(The input)
—————

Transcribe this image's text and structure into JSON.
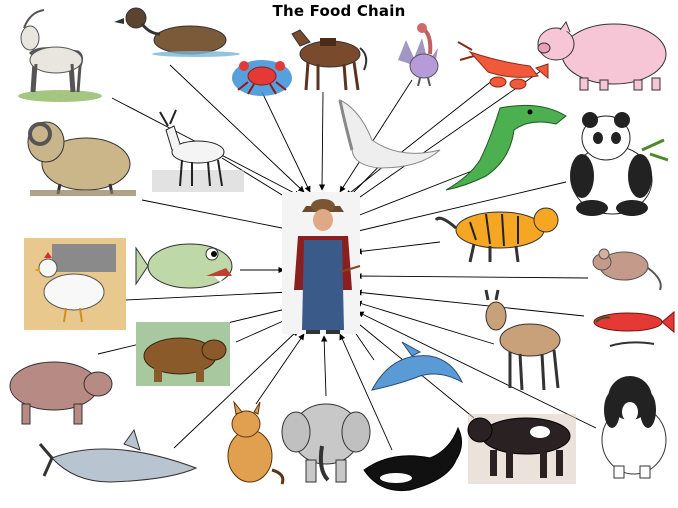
{
  "title": "The Food Chain",
  "colors": {
    "arrow": "#000000",
    "background": "#ffffff",
    "water_splash": "#3a8fd8",
    "pig_pink": "#f7c6d6",
    "tiger_orange": "#f5a623",
    "alligator_green": "#4caf50",
    "salmon_red": "#e53935",
    "dolphin_blue": "#5b9bd5",
    "bear_brown": "#8b5a2b"
  },
  "center": {
    "name": "farmer",
    "icon": "farmer-person-icon"
  },
  "animals": [
    {
      "name": "goat",
      "icon": "goat-icon"
    },
    {
      "name": "duck",
      "icon": "duck-icon"
    },
    {
      "name": "crab",
      "icon": "crab-icon"
    },
    {
      "name": "horse",
      "icon": "horse-icon"
    },
    {
      "name": "turkey",
      "icon": "turkey-icon"
    },
    {
      "name": "lobster",
      "icon": "lobster-icon"
    },
    {
      "name": "pig",
      "icon": "pig-icon"
    },
    {
      "name": "ram",
      "icon": "ram-icon"
    },
    {
      "name": "deer",
      "icon": "deer-icon"
    },
    {
      "name": "swan",
      "icon": "swan-icon"
    },
    {
      "name": "alligator",
      "icon": "alligator-icon"
    },
    {
      "name": "panda",
      "icon": "panda-icon"
    },
    {
      "name": "tiger",
      "icon": "tiger-icon"
    },
    {
      "name": "chicken",
      "icon": "chicken-icon"
    },
    {
      "name": "fish",
      "icon": "fish-icon"
    },
    {
      "name": "mouse",
      "icon": "mouse-icon"
    },
    {
      "name": "donkey",
      "icon": "donkey-icon"
    },
    {
      "name": "salmon",
      "icon": "salmon-icon"
    },
    {
      "name": "bear",
      "icon": "bear-icon"
    },
    {
      "name": "boar",
      "icon": "boar-icon"
    },
    {
      "name": "dolphin",
      "icon": "dolphin-icon"
    },
    {
      "name": "dog",
      "icon": "dog-icon"
    },
    {
      "name": "shark",
      "icon": "shark-icon"
    },
    {
      "name": "cat",
      "icon": "cat-icon"
    },
    {
      "name": "elephant",
      "icon": "elephant-icon"
    },
    {
      "name": "whale",
      "icon": "whale-icon"
    },
    {
      "name": "cow",
      "icon": "cow-icon"
    }
  ]
}
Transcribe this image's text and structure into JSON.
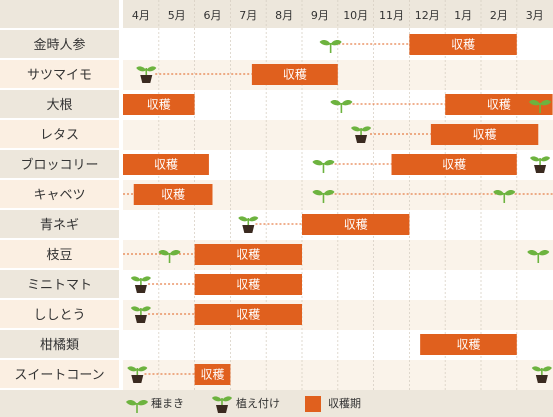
{
  "chart_data": {
    "type": "gantt",
    "months": [
      "4月",
      "5月",
      "6月",
      "7月",
      "8月",
      "9月",
      "10月",
      "11月",
      "12月",
      "1月",
      "2月",
      "3月"
    ],
    "harvest_label": "収穫",
    "crops": [
      {
        "name": "金時人参",
        "events": [
          {
            "type": "seed",
            "m": 5.8
          }
        ],
        "dotted": [
          [
            5.9,
            8.0
          ]
        ],
        "harvest": [
          [
            8.0,
            11.0
          ]
        ]
      },
      {
        "name": "サツマイモ",
        "events": [
          {
            "type": "plant",
            "m": 0.65
          }
        ],
        "dotted": [
          [
            0.9,
            3.6
          ]
        ],
        "harvest": [
          [
            3.6,
            6.0
          ]
        ]
      },
      {
        "name": "大根",
        "events": [
          {
            "type": "seed",
            "m": 6.1
          },
          {
            "type": "seed",
            "m": 11.65
          }
        ],
        "dotted": [
          [
            6.3,
            9.0
          ]
        ],
        "harvest": [
          [
            0.0,
            2.0
          ],
          [
            9.0,
            12.0
          ]
        ]
      },
      {
        "name": "レタス",
        "events": [
          {
            "type": "plant",
            "m": 6.65
          }
        ],
        "dotted": [
          [
            6.9,
            8.6
          ]
        ],
        "harvest": [
          [
            8.6,
            11.6
          ]
        ]
      },
      {
        "name": "ブロッコリー",
        "events": [
          {
            "type": "seed",
            "m": 5.6
          },
          {
            "type": "plant",
            "m": 11.65
          }
        ],
        "dotted": [
          [
            5.8,
            7.5
          ]
        ],
        "harvest": [
          [
            0.0,
            2.4
          ],
          [
            7.5,
            11.0
          ]
        ]
      },
      {
        "name": "キャベツ",
        "events": [
          {
            "type": "seed",
            "m": 5.6
          },
          {
            "type": "seed",
            "m": 10.65
          }
        ],
        "dotted": [
          [
            -0.1,
            0.3
          ],
          [
            5.8,
            12.0
          ]
        ],
        "harvest": [
          [
            0.3,
            2.5
          ]
        ]
      },
      {
        "name": "青ネギ",
        "events": [
          {
            "type": "plant",
            "m": 3.5
          }
        ],
        "dotted": [
          [
            3.7,
            5.0
          ]
        ],
        "harvest": [
          [
            5.0,
            8.0
          ]
        ]
      },
      {
        "name": "枝豆",
        "events": [
          {
            "type": "seed",
            "m": 1.3
          },
          {
            "type": "seed",
            "m": 11.6
          }
        ],
        "dotted": [
          [
            0.0,
            2.0
          ]
        ],
        "harvest": [
          [
            2.0,
            5.0
          ]
        ]
      },
      {
        "name": "ミニトマト",
        "events": [
          {
            "type": "plant",
            "m": 0.5
          }
        ],
        "dotted": [
          [
            0.7,
            2.0
          ]
        ],
        "harvest": [
          [
            2.0,
            5.0
          ]
        ]
      },
      {
        "name": "ししとう",
        "events": [
          {
            "type": "plant",
            "m": 0.5
          }
        ],
        "dotted": [
          [
            0.7,
            2.0
          ]
        ],
        "harvest": [
          [
            2.0,
            5.0
          ]
        ]
      },
      {
        "name": "柑橘類",
        "events": [],
        "dotted": [],
        "harvest": [
          [
            8.3,
            11.0
          ]
        ]
      },
      {
        "name": "スイートコーン",
        "events": [
          {
            "type": "plant",
            "m": 0.4
          },
          {
            "type": "plant",
            "m": 11.7
          }
        ],
        "dotted": [
          [
            0.6,
            2.0
          ]
        ],
        "harvest": [
          [
            2.0,
            3.0
          ]
        ]
      }
    ]
  },
  "legend": {
    "seed_label": "種まき",
    "plant_label": "植え付け",
    "harvest_label": "収穫期"
  },
  "colors": {
    "harvest": "#e0601e",
    "seedling": "#6db33f",
    "pot": "#3a2a20",
    "header_bg": "#ede7dc",
    "label_bg": "#ede7dc",
    "row_shade": "#faf3ea",
    "dotted": "#e0601e"
  }
}
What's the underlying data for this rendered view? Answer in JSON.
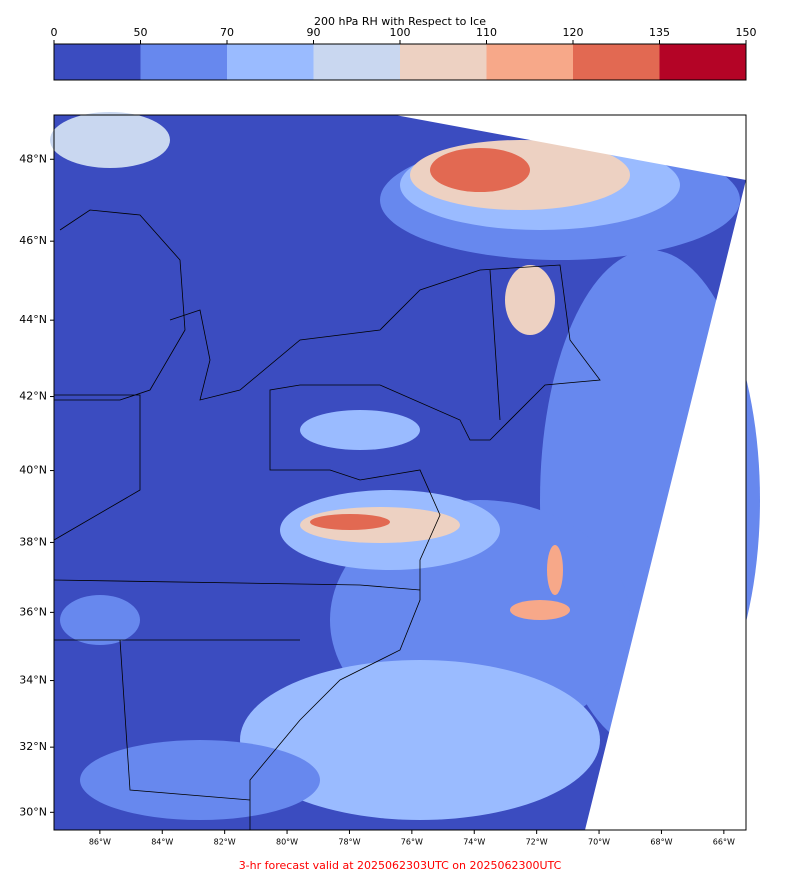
{
  "colorbar": {
    "title": "200 hPa RH with Respect to Ice",
    "ticks": [
      0,
      50,
      70,
      90,
      100,
      110,
      120,
      135,
      150
    ],
    "colors": [
      "#3b4cc0",
      "#6788ee",
      "#9abbff",
      "#c9d7f0",
      "#edd1c2",
      "#f7a889",
      "#e26952",
      "#b40426"
    ]
  },
  "map": {
    "xlim": [
      -87.47,
      -65.29
    ],
    "ylim": [
      29.45,
      49.05
    ],
    "yticks": [
      {
        "value": 30,
        "label": "30°N"
      },
      {
        "value": 32,
        "label": "32°N"
      },
      {
        "value": 34,
        "label": "34°N"
      },
      {
        "value": 36,
        "label": "36°N"
      },
      {
        "value": 38,
        "label": "38°N"
      },
      {
        "value": 40,
        "label": "40°N"
      },
      {
        "value": 42,
        "label": "42°N"
      },
      {
        "value": 44,
        "label": "44°N"
      },
      {
        "value": 46,
        "label": "46°N"
      },
      {
        "value": 48,
        "label": "48°N"
      }
    ],
    "xticks": [
      {
        "value": -86,
        "label": "86°W"
      },
      {
        "value": -84,
        "label": "84°W"
      },
      {
        "value": -82,
        "label": "82°W"
      },
      {
        "value": -80,
        "label": "80°W"
      },
      {
        "value": -78,
        "label": "78°W"
      },
      {
        "value": -76,
        "label": "76°W"
      },
      {
        "value": -74,
        "label": "74°W"
      },
      {
        "value": -72,
        "label": "72°W"
      },
      {
        "value": -70,
        "label": "70°W"
      },
      {
        "value": -68,
        "label": "68°W"
      },
      {
        "value": -66,
        "label": "66°W"
      }
    ]
  },
  "footer": "3-hr forecast valid at 2025062303UTC on 2025062300UTC"
}
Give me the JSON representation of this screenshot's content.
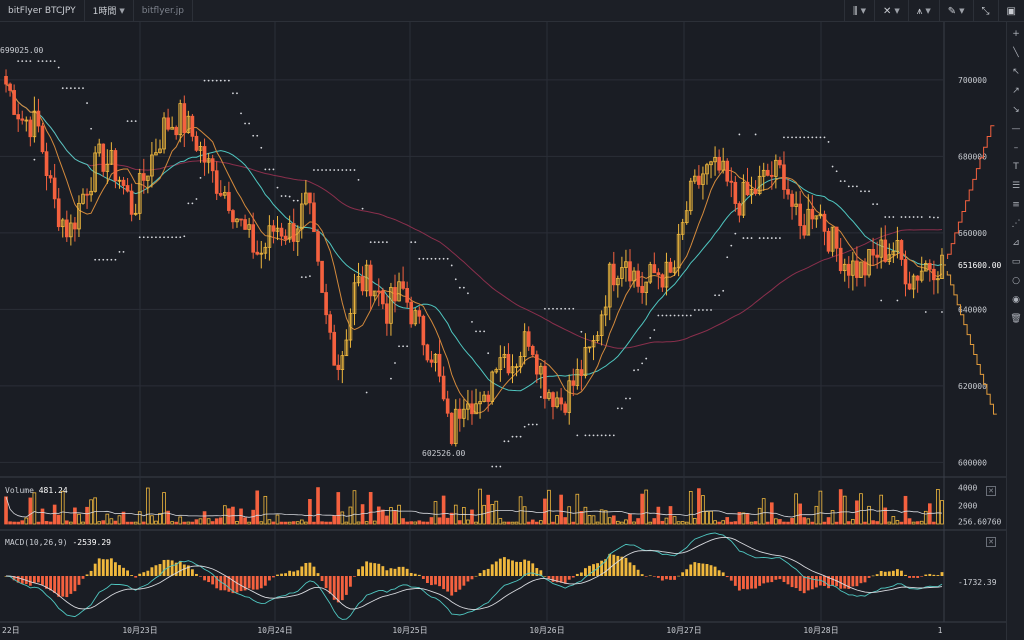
{
  "topbar": {
    "symbol": "bitFlyer BTCJPY",
    "interval": "1時間",
    "url": "bitflyer.jp",
    "buttons": [
      "bar-chart-icon",
      "indicators-icon",
      "pen-icon",
      "fullscreen-icon",
      "screenshot-icon"
    ]
  },
  "colors": {
    "background": "#1a1d24",
    "grid": "#2a2e37",
    "up": "#f0b83d",
    "down": "#f4613f",
    "ma_fast": "#d48a3c",
    "ma_slow": "#4fc6c0",
    "ma_long": "#8a2f4c",
    "sar": "#d7d9de",
    "macd_line": "#4fc6c0",
    "signal_line": "#d7d9de",
    "hist_pos": "#f0b83d",
    "hist_neg": "#f4613f",
    "depth_bid": "#e09b3c",
    "depth_ask": "#f4613f"
  },
  "price_axis": {
    "ticks": [
      "700000",
      "680000",
      "660000",
      "640000",
      "620000",
      "600000"
    ],
    "current_price": "651600.00",
    "high_label": "699025.00",
    "low_label": "602526.00"
  },
  "volume_pane": {
    "label": "Volume",
    "value": "481.24",
    "ticks": [
      "4000",
      "2000",
      "256.60760"
    ]
  },
  "macd_pane": {
    "label": "MACD(10,26,9)",
    "value": "-2539.29",
    "axis_value": "-1732.39"
  },
  "time_axis": {
    "labels": [
      "22日",
      "10月23日",
      "10月24日",
      "10月25日",
      "10月26日",
      "10月27日",
      "10月28日",
      "1"
    ]
  },
  "right_tools": [
    "crosshair-icon",
    "line-icon",
    "arrow-icon",
    "arrow-down-icon",
    "horizontal-line-icon",
    "minus-icon",
    "text-icon",
    "channel-icon",
    "fib-icon",
    "pattern-icon",
    "circle-icon",
    "eye-icon",
    "trash-icon"
  ],
  "chart_data": {
    "type": "candlestick",
    "symbol": "BTCJPY",
    "ylim": [
      598000,
      712000
    ],
    "candles_anchor_closes": [
      699000,
      690000,
      688000,
      668000,
      660000,
      672000,
      680000,
      676000,
      666000,
      678000,
      688000,
      690000,
      684000,
      675000,
      670000,
      660000,
      654000,
      662000,
      660000,
      668000,
      640000,
      625000,
      646000,
      648000,
      640000,
      645000,
      635000,
      628000,
      606000,
      620000,
      612000,
      630000,
      626000,
      634000,
      620000,
      616000,
      622000,
      630000,
      648000,
      655000,
      645000,
      650000,
      648000,
      668000,
      676000,
      676000,
      668000,
      670000,
      675000,
      676000,
      660000,
      668000,
      658000,
      652000,
      650000,
      655000,
      656000,
      648000,
      652000,
      652000
    ],
    "volume_ylim": [
      0,
      4600
    ],
    "macd_ylim": [
      -12000,
      12000
    ]
  }
}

—————

(Given request)
Make a list of all lines in the data that contain "arrow".

(Written response)
    "arrow": "#000000",
    "arrow-icon",
    "arrow-down-icon",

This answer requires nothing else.